- **Set exercise**
Please render the entries below as a numbered list, starting with the line that contains "Extract all elements" and going on through the line that contains "583, 685, 599]", and leave out any blank lines. Include only those lines.

- **Recorded information**
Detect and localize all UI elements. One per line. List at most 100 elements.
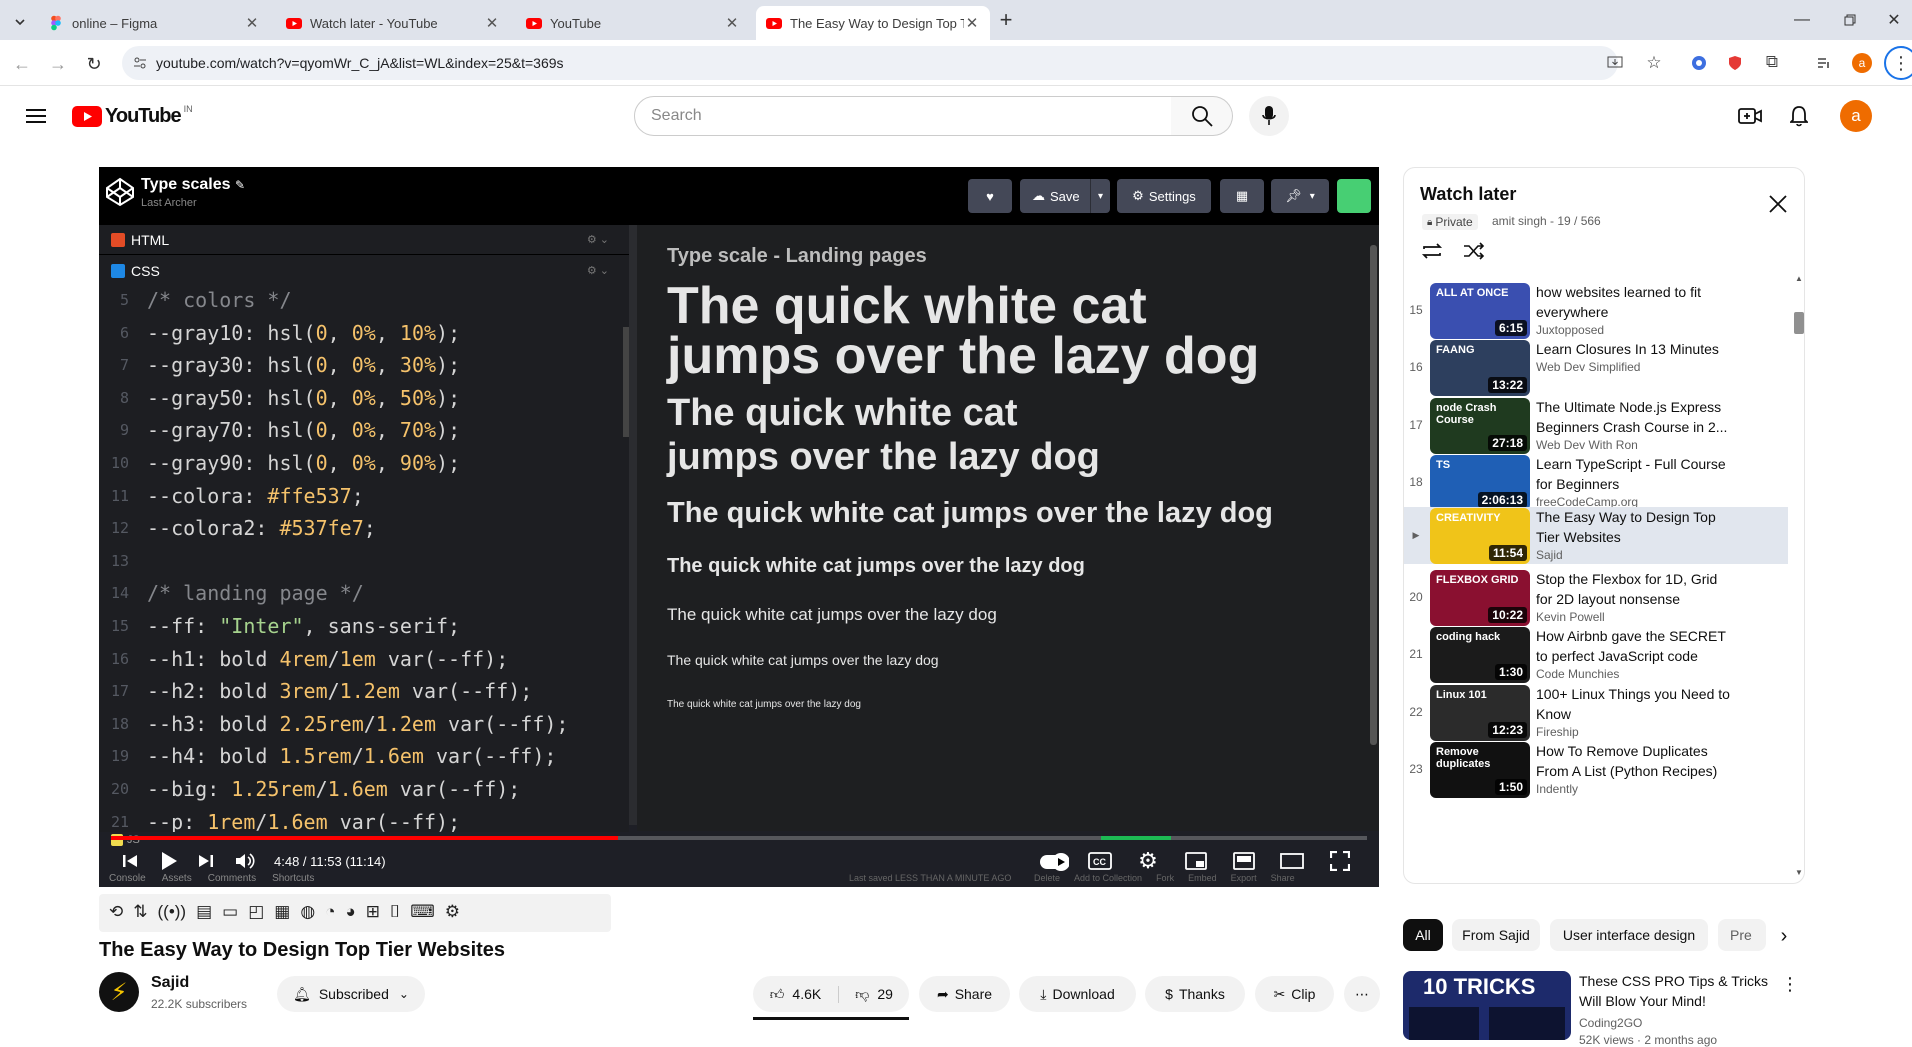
==
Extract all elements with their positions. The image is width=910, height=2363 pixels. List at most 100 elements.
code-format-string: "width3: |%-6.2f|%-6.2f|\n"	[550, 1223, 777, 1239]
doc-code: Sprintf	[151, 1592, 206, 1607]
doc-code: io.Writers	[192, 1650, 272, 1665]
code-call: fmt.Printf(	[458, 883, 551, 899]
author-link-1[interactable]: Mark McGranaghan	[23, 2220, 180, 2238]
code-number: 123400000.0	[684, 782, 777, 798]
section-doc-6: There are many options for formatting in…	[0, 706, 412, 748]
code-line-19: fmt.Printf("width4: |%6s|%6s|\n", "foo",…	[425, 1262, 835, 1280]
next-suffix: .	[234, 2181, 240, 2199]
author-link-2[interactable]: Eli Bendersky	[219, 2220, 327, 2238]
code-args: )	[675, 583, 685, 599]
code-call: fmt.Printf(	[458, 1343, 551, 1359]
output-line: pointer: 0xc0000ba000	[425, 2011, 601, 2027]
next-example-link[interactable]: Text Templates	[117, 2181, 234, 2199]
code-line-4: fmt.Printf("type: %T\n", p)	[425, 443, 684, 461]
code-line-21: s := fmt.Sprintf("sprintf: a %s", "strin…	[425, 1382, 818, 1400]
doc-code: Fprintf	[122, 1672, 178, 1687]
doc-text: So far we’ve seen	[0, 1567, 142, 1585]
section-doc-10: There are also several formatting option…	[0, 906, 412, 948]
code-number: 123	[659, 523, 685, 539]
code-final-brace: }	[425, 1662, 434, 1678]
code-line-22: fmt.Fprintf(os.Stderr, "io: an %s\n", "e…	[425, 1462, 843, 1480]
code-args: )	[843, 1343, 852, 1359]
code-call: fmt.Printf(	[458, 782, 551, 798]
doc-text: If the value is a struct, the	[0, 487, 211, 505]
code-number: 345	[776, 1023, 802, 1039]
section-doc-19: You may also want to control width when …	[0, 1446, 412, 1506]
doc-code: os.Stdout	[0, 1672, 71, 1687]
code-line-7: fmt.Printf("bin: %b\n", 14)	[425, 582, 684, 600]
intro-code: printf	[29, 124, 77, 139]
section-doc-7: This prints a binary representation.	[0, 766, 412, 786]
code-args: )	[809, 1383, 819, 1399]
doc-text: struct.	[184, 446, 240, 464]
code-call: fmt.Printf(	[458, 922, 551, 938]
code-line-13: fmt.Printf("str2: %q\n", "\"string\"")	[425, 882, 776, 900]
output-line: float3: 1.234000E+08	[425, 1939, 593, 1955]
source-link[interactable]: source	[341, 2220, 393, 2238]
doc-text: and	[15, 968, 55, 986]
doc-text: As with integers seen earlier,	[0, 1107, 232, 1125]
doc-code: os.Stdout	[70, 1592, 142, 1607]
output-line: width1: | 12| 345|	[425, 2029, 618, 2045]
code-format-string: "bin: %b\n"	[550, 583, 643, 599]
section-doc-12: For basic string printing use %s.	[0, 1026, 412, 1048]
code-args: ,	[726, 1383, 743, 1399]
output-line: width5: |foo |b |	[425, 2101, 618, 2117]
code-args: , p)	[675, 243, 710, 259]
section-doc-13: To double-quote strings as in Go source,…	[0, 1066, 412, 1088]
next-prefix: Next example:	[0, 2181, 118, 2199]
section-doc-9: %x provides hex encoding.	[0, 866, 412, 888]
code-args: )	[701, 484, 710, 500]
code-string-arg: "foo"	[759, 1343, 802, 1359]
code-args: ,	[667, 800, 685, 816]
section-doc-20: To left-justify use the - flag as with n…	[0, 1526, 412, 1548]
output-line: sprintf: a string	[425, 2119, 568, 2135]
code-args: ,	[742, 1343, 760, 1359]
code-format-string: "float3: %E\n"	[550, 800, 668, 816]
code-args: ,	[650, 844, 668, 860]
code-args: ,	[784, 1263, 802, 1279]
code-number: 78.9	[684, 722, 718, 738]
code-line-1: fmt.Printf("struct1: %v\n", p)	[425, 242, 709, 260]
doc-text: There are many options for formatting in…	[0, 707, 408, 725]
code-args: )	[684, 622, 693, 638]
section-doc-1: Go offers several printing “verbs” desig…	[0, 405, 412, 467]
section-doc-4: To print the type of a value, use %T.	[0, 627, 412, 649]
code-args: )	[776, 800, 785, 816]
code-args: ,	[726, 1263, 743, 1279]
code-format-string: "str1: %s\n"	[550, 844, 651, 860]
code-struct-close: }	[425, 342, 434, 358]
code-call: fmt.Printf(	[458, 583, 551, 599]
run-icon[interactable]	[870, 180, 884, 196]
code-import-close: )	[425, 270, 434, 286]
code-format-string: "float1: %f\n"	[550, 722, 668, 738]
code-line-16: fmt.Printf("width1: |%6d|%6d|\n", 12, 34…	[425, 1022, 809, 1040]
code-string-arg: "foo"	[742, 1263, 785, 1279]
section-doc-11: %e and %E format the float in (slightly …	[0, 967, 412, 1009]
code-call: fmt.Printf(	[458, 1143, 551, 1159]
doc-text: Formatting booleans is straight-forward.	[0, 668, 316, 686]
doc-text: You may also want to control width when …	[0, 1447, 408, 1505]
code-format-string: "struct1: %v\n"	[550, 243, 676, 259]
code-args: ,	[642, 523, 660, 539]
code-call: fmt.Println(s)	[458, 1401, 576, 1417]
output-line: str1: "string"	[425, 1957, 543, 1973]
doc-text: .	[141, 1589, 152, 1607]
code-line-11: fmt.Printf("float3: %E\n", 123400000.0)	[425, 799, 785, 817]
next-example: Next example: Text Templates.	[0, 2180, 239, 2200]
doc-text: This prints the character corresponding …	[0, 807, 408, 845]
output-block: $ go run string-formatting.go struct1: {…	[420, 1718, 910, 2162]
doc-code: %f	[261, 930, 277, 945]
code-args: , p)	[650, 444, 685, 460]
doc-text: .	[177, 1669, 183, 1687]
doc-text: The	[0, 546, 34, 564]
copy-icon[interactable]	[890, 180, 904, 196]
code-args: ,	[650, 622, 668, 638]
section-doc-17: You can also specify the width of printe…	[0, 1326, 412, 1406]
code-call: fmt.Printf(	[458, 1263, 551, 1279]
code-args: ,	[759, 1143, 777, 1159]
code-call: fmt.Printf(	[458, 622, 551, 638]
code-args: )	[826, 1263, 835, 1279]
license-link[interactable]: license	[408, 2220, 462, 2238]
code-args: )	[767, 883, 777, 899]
---
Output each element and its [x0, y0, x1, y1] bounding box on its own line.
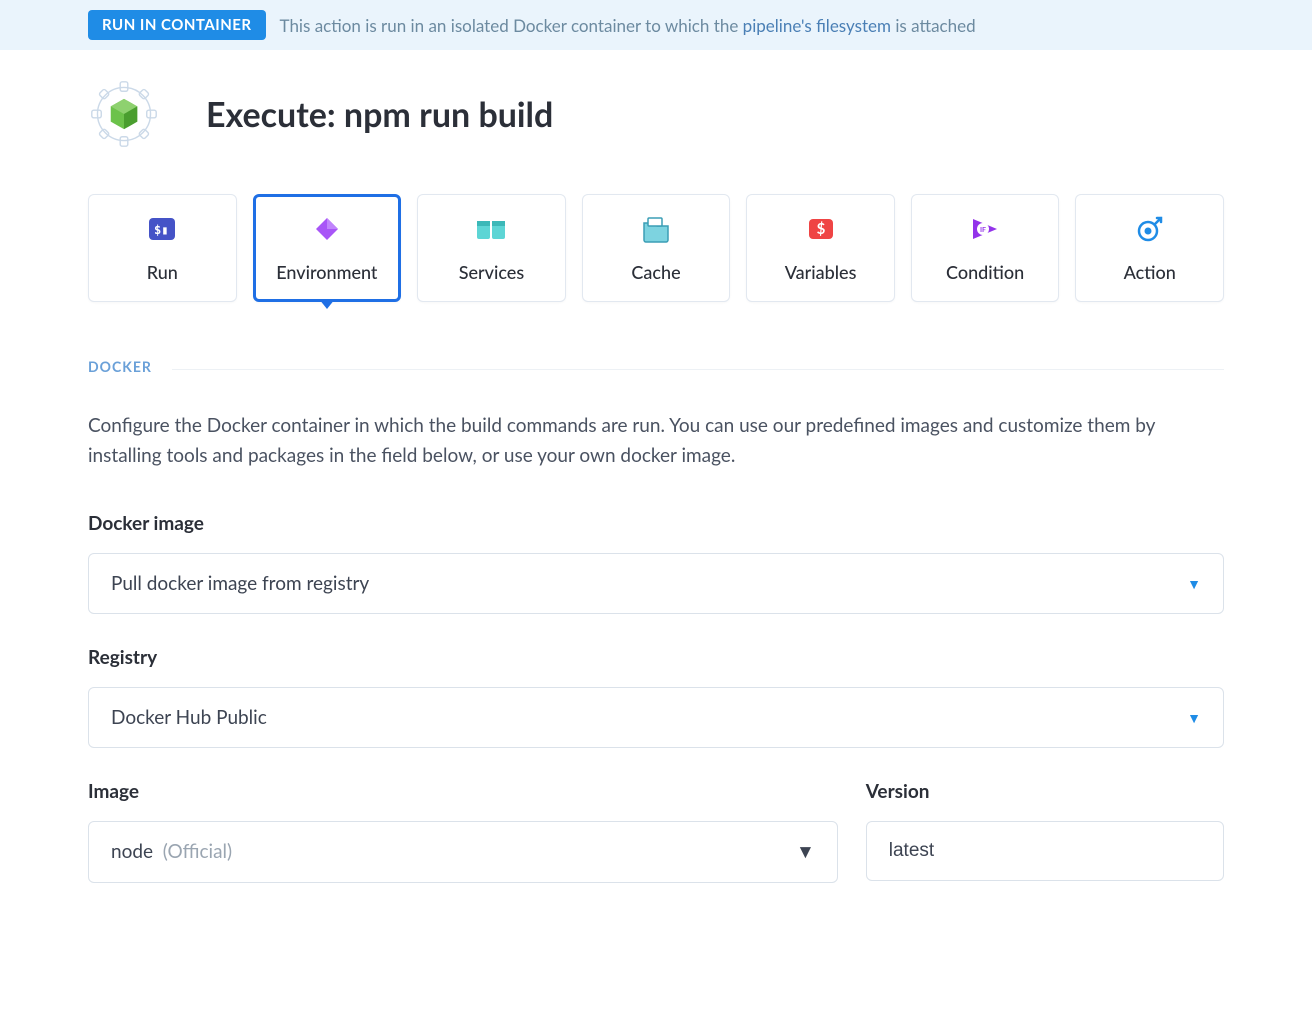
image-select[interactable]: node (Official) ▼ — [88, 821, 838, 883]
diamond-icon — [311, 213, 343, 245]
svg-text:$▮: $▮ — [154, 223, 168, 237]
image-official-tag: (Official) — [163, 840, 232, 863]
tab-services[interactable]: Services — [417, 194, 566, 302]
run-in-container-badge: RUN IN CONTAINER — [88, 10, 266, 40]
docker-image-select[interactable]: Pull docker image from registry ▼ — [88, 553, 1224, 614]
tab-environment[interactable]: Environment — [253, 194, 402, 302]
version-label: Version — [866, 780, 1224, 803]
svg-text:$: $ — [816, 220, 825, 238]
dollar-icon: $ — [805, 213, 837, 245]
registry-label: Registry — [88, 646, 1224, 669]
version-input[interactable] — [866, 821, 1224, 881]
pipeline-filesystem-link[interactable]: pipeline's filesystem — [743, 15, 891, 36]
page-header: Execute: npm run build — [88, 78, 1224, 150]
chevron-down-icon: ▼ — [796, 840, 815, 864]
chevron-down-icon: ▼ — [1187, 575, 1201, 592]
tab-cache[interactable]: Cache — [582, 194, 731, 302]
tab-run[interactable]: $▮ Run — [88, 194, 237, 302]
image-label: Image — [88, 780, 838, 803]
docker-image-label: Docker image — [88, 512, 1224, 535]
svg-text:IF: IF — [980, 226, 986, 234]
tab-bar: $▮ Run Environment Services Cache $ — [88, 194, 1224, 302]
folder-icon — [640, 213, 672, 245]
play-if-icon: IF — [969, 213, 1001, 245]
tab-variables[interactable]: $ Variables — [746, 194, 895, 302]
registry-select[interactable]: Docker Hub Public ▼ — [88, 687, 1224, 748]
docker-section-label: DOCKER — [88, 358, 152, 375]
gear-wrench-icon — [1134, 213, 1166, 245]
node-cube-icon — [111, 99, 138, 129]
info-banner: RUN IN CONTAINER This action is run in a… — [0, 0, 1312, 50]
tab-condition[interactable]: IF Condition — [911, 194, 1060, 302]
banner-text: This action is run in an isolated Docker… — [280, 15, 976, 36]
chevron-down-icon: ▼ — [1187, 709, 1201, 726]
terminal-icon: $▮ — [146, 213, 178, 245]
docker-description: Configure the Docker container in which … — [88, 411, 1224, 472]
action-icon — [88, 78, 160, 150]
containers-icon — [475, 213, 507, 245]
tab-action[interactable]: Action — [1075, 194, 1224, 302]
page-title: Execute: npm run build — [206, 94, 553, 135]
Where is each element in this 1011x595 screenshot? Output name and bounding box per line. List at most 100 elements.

- **Written response**
1. Extract all elements with their positions. The image is width=910, height=2363 pixels. List at most 100 elements.
2. code-format-string: "width3: |%-6.2f|%-6.2f|\n"	[550, 1223, 777, 1239]
3. doc-code: Sprintf	[151, 1592, 206, 1607]
4. doc-code: io.Writers	[192, 1650, 272, 1665]
5. code-call: fmt.Printf(	[458, 883, 551, 899]
6. author-link-1[interactable]: Mark McGranaghan	[23, 2220, 180, 2238]
7. code-number: 123400000.0	[684, 782, 777, 798]
8. section-doc-6: There are many options for formatting in…	[0, 706, 412, 748]
9. code-line-19: fmt.Printf("width4: |%6s|%6s|\n", "foo",…	[425, 1262, 835, 1280]
10. next-suffix: .	[234, 2181, 240, 2199]
11. author-link-2[interactable]: Eli Bendersky	[219, 2220, 327, 2238]
12. code-args: )	[675, 583, 685, 599]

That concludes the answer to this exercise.